§ **TASK**
Write out the data again in full, exactly as it reads.

§ **SUPPLIED RECORDS**
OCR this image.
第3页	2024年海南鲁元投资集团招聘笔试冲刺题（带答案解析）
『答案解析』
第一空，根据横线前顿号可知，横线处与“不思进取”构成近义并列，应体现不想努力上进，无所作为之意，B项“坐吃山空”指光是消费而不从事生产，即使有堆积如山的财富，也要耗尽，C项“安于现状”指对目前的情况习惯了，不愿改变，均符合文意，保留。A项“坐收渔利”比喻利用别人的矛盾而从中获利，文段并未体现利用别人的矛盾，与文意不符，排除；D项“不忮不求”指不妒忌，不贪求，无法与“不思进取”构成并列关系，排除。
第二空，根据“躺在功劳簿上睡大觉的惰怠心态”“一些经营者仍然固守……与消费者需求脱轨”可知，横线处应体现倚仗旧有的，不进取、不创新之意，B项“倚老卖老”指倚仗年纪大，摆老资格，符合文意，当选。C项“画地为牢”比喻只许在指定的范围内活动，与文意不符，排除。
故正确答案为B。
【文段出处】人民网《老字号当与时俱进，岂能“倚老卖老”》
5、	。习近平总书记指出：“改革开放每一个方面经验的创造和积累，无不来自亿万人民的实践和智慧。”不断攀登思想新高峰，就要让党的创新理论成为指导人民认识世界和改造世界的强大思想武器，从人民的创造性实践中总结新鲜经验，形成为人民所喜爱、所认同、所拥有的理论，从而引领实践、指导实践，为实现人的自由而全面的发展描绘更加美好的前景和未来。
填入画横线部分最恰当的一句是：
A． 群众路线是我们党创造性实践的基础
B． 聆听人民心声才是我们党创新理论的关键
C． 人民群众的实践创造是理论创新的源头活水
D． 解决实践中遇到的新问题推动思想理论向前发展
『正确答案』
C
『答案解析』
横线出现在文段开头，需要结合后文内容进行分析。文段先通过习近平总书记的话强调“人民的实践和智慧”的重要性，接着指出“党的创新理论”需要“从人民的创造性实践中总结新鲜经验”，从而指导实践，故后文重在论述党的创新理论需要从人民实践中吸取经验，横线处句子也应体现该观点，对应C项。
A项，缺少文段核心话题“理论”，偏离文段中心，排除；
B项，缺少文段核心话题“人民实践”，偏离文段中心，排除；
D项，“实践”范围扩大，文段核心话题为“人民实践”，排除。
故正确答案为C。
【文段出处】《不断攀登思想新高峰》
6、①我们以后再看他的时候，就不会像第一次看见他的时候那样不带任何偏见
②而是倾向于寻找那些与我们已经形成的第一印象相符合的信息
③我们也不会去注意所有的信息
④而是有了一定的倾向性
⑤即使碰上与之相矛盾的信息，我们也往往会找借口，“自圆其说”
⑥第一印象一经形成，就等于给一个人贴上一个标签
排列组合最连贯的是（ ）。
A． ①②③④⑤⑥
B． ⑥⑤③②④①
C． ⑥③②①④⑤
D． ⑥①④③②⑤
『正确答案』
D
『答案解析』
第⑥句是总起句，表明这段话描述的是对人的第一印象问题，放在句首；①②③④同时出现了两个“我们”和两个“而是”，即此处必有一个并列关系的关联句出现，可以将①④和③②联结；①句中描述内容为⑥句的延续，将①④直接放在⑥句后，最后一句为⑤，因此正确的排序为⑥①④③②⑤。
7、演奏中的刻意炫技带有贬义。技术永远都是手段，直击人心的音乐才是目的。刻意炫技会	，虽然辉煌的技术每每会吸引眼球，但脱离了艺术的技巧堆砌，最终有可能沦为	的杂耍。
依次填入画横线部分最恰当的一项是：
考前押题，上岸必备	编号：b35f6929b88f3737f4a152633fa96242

§ **EXERCISE RESPONSE**
OCR this image.
第3页	2024年海南鲁元投资集团招聘笔试冲刺题（带答案解析）
『答案解析』
第一空，根据横线前顿号可知，横线处与“不思进取”构成近义并列，应体现不想努力上进，无所作为之意，B项“坐吃山空”指光是消费而不从事生产，即使有堆积如山的财富，也要耗尽，C项“安于现状”指对目前的情况习惯了，不愿改变，均符合文意，保留。A项“坐收渔利”比喻利用别人的矛盾而从中获利，文段并未体现利用别人的矛盾，与文意不符，排除；D项“不忮不求”指不妒忌，不贪求，无法与“不思进取”构成并列关系，排除。
第二空，根据“躺在功劳簿上睡大觉的惰怠心态”“一些经营者仍然固守……与消费者需求脱轨”可知，横线处应体现倚仗旧有的，不进取、不创新之意，B项“倚老卖老”指倚仗年纪大，摆老资格，符合文意，当选。C项“画地为牢”比喻只许在指定的范围内活动，与文意不符，排除。
故正确答案为B。
【文段出处】人民网《老字号当与时俱进，岂能“倚老卖老”》
5、	。习近平总书记指出：“改革开放每一个方面经验的创造和积累，无不来自亿万人民的实践和智慧。”不断攀登思想新高峰，就要让党的创新理论成为指导人民认识世界和改造世界的强大思想武器，从人民的创造性实践中总结新鲜经验，形成为人民所喜爱、所认同、所拥有的理论，从而引领实践、指导实践，为实现人的自由而全面的发展描绘更加美好的前景和未来。
填入画横线部分最恰当的一句是：
A． 群众路线是我们党创造性实践的基础
B． 聆听人民心声才是我们党创新理论的关键
C． 人民群众的实践创造是理论创新的源头活水
D． 解决实践中遇到的新问题推动思想理论向前发展
『正确答案』
C
『答案解析』
横线出现在文段开头，需要结合后文内容进行分析。文段先通过习近平总书记的话强调“人民的实践和智慧”的重要性，接着指出“党的创新理论”需要“从人民的创造性实践中总结新鲜经验”，从而指导实践，故后文重在论述党的创新理论需要从人民实践中吸取经验，横线处句子也应体现该观点，对应C项。
A项，缺少文段核心话题“理论”，偏离文段中心，排除；
B项，缺少文段核心话题“人民实践”，偏离文段中心，排除；
D项，“实践”范围扩大，文段核心话题为“人民实践”，排除。
故正确答案为C。
【文段出处】《不断攀登思想新高峰》
6、①我们以后再看他的时候，就不会像第一次看见他的时候那样不带任何偏见
②而是倾向于寻找那些与我们已经形成的第一印象相符合的信息
③我们也不会去注意所有的信息
④而是有了一定的倾向性
⑤即使碰上与之相矛盾的信息，我们也往往会找借口，“自圆其说”
⑥第一印象一经形成，就等于给一个人贴上一个标签
排列组合最连贯的是（ ）。
A． ①②③④⑤⑥
B． ⑥⑤③②④①
C． ⑥③②①④⑤
D． ⑥①④③②⑤
『正确答案』
D
『答案解析』
第⑥句是总起句，表明这段话描述的是对人的第一印象问题，放在句首；①②③④同时出现了两个“我们”和两个“而是”，即此处必有一个并列关系的关联句出现，可以将①④和③②联结；①句中描述内容为⑥句的延续，将①④直接放在⑥句后，最后一句为⑤，因此正确的排序为⑥①④③②⑤。
7、演奏中的刻意炫技带有贬义。技术永远都是手段，直击人心的音乐才是目的。刻意炫技会	，虽然辉煌的技术每每会吸引眼球，但脱离了艺术的技巧堆砌，最终有可能沦为	的杂耍。
依次填入画横线部分最恰当的一项是：
考前押题，上岸必备	编号：b35f6929b88f3737f4a152633fa96242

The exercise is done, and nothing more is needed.